> Provided records:
-- START --

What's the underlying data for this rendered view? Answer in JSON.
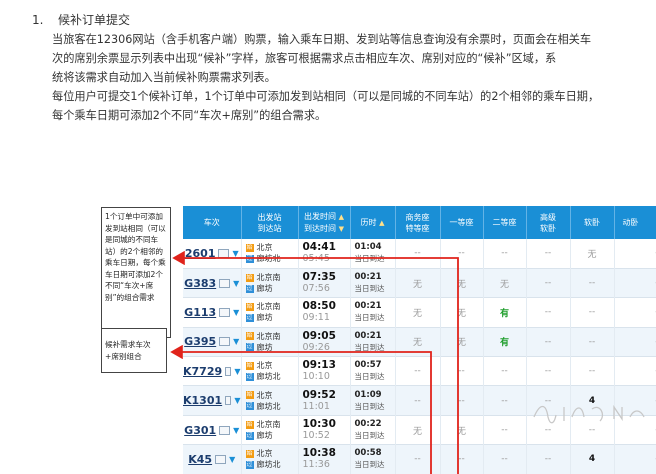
{
  "doc": {
    "title_number": "1.",
    "title": "候补订单提交",
    "paragraphs": [
      "当旅客在12306网站（含手机客户端）购票，输入乘车日期、发到站等信息查询没有余票时，页面会在相关车",
      "次的席别余票显示列表中出现“候补”字样，旅客可根据需求点击相应车次、席别对应的“候补”区域，系",
      "统将该需求自动加入当前候补购票需求列表。",
      "每位用户可提交1个候补订单，1个订单中可添加发到站相同（可以是同城的不同车站）的2个相邻的乘车日期，",
      "每个乘车日期可添加2个不同“车次+席别”的组合需求。"
    ]
  },
  "callouts": {
    "first": "1个订单中可添加发到站相同（可以是同城的不同车站）的2个相邻的乘车日期，每个乘车日期可添加2个不同“车次+席别”的组合需求",
    "second": "候补需求车次+席别组合"
  },
  "table": {
    "headers": {
      "train": "车次",
      "stations_1": "出发站",
      "stations_2": "到达站",
      "times_1": "出发时间",
      "times_2": "到达时间",
      "duration": "历时",
      "business_1": "商务座",
      "business_2": "特等座",
      "first": "一等座",
      "second": "二等座",
      "soft_sleeper_1": "高级",
      "soft_sleeper_2": "软卧",
      "soft": "软卧",
      "move": "动卧"
    },
    "sort_icon": "triangle-up-icon",
    "rows": [
      {
        "train": "2601",
        "from": "北京",
        "to": "廊坊北",
        "dep": "04:41",
        "arr": "05:45",
        "dur": "01:04",
        "day": "当日到达",
        "c1": "--",
        "c2": "--",
        "c3": "--",
        "c4": "--",
        "c5": "无",
        "c6": "--"
      },
      {
        "train": "G383",
        "from": "北京南",
        "to": "廊坊",
        "dep": "07:35",
        "arr": "07:56",
        "dur": "00:21",
        "day": "当日到达",
        "c1": "无",
        "c2": "无",
        "c3": "无",
        "c4": "--",
        "c5": "--",
        "c6": "--"
      },
      {
        "train": "G113",
        "from": "北京南",
        "to": "廊坊",
        "dep": "08:50",
        "arr": "09:11",
        "dur": "00:21",
        "day": "当日到达",
        "c1": "无",
        "c2": "无",
        "c3": "有",
        "c4": "--",
        "c5": "--",
        "c6": "--"
      },
      {
        "train": "G395",
        "from": "北京南",
        "to": "廊坊",
        "dep": "09:05",
        "arr": "09:26",
        "dur": "00:21",
        "day": "当日到达",
        "c1": "无",
        "c2": "无",
        "c3": "有",
        "c4": "--",
        "c5": "--",
        "c6": "--"
      },
      {
        "train": "K7729",
        "from": "北京",
        "to": "廊坊北",
        "dep": "09:13",
        "arr": "10:10",
        "dur": "00:57",
        "day": "当日到达",
        "c1": "--",
        "c2": "--",
        "c3": "--",
        "c4": "--",
        "c5": "--",
        "c6": "--"
      },
      {
        "train": "K1301",
        "from": "北京",
        "to": "廊坊北",
        "dep": "09:52",
        "arr": "11:01",
        "dur": "01:09",
        "day": "当日到达",
        "c1": "--",
        "c2": "--",
        "c3": "--",
        "c4": "--",
        "c5": "4",
        "c6": "--"
      },
      {
        "train": "G301",
        "from": "北京南",
        "to": "廊坊",
        "dep": "10:30",
        "arr": "10:52",
        "dur": "00:22",
        "day": "当日到达",
        "c1": "无",
        "c2": "无",
        "c3": "--",
        "c4": "--",
        "c5": "--",
        "c6": "--"
      },
      {
        "train": "K45",
        "from": "北京",
        "to": "廊坊北",
        "dep": "10:38",
        "arr": "11:36",
        "dur": "00:58",
        "day": "当日到达",
        "c1": "--",
        "c2": "--",
        "c3": "--",
        "c4": "--",
        "c5": "4",
        "c6": "--"
      }
    ]
  },
  "colors": {
    "header_blue": "#1a8fd6",
    "annotation_red": "#e0231b",
    "available_green": "#1f9e2c"
  }
}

-- END --

> Short exercise:
Every entry should be returned exactly as written, minus the pictures.

> Response:
What's the underlying data for this rendered view? Answer in JSON.
{
  "doc": {
    "title_number": "1.",
    "title": "候补订单提交",
    "paragraphs": [
      "当旅客在12306网站（含手机客户端）购票，输入乘车日期、发到站等信息查询没有余票时，页面会在相关车",
      "次的席别余票显示列表中出现“候补”字样，旅客可根据需求点击相应车次、席别对应的“候补”区域，系",
      "统将该需求自动加入当前候补购票需求列表。",
      "每位用户可提交1个候补订单，1个订单中可添加发到站相同（可以是同城的不同车站）的2个相邻的乘车日期，",
      "每个乘车日期可添加2个不同“车次+席别”的组合需求。"
    ]
  },
  "callouts": {
    "first": "1个订单中可添加发到站相同（可以是同城的不同车站）的2个相邻的乘车日期，每个乘车日期可添加2个不同“车次+席别”的组合需求",
    "second": "候补需求车次+席别组合"
  },
  "table": {
    "headers": {
      "train": "车次",
      "stations_1": "出发站",
      "stations_2": "到达站",
      "times_1": "出发时间",
      "times_2": "到达时间",
      "duration": "历时",
      "business_1": "商务座",
      "business_2": "特等座",
      "first": "一等座",
      "second": "二等座",
      "soft_sleeper_1": "高级",
      "soft_sleeper_2": "软卧",
      "soft": "软卧",
      "move": "动卧"
    },
    "sort_icon": "triangle-up-icon",
    "rows": [
      {
        "train": "2601",
        "from": "北京",
        "to": "廊坊北",
        "dep": "04:41",
        "arr": "05:45",
        "dur": "01:04",
        "day": "当日到达",
        "c1": "--",
        "c2": "--",
        "c3": "--",
        "c4": "--",
        "c5": "无",
        "c6": "--"
      },
      {
        "train": "G383",
        "from": "北京南",
        "to": "廊坊",
        "dep": "07:35",
        "arr": "07:56",
        "dur": "00:21",
        "day": "当日到达",
        "c1": "无",
        "c2": "无",
        "c3": "无",
        "c4": "--",
        "c5": "--",
        "c6": "--"
      },
      {
        "train": "G113",
        "from": "北京南",
        "to": "廊坊",
        "dep": "08:50",
        "arr": "09:11",
        "dur": "00:21",
        "day": "当日到达",
        "c1": "无",
        "c2": "无",
        "c3": "有",
        "c4": "--",
        "c5": "--",
        "c6": "--"
      },
      {
        "train": "G395",
        "from": "北京南",
        "to": "廊坊",
        "dep": "09:05",
        "arr": "09:26",
        "dur": "00:21",
        "day": "当日到达",
        "c1": "无",
        "c2": "无",
        "c3": "有",
        "c4": "--",
        "c5": "--",
        "c6": "--"
      },
      {
        "train": "K7729",
        "from": "北京",
        "to": "廊坊北",
        "dep": "09:13",
        "arr": "10:10",
        "dur": "00:57",
        "day": "当日到达",
        "c1": "--",
        "c2": "--",
        "c3": "--",
        "c4": "--",
        "c5": "--",
        "c6": "--"
      },
      {
        "train": "K1301",
        "from": "北京",
        "to": "廊坊北",
        "dep": "09:52",
        "arr": "11:01",
        "dur": "01:09",
        "day": "当日到达",
        "c1": "--",
        "c2": "--",
        "c3": "--",
        "c4": "--",
        "c5": "4",
        "c6": "--"
      },
      {
        "train": "G301",
        "from": "北京南",
        "to": "廊坊",
        "dep": "10:30",
        "arr": "10:52",
        "dur": "00:22",
        "day": "当日到达",
        "c1": "无",
        "c2": "无",
        "c3": "--",
        "c4": "--",
        "c5": "--",
        "c6": "--"
      },
      {
        "train": "K45",
        "from": "北京",
        "to": "廊坊北",
        "dep": "10:38",
        "arr": "11:36",
        "dur": "00:58",
        "day": "当日到达",
        "c1": "--",
        "c2": "--",
        "c3": "--",
        "c4": "--",
        "c5": "4",
        "c6": "--"
      }
    ]
  },
  "colors": {
    "header_blue": "#1a8fd6",
    "annotation_red": "#e0231b",
    "available_green": "#1f9e2c"
  }
}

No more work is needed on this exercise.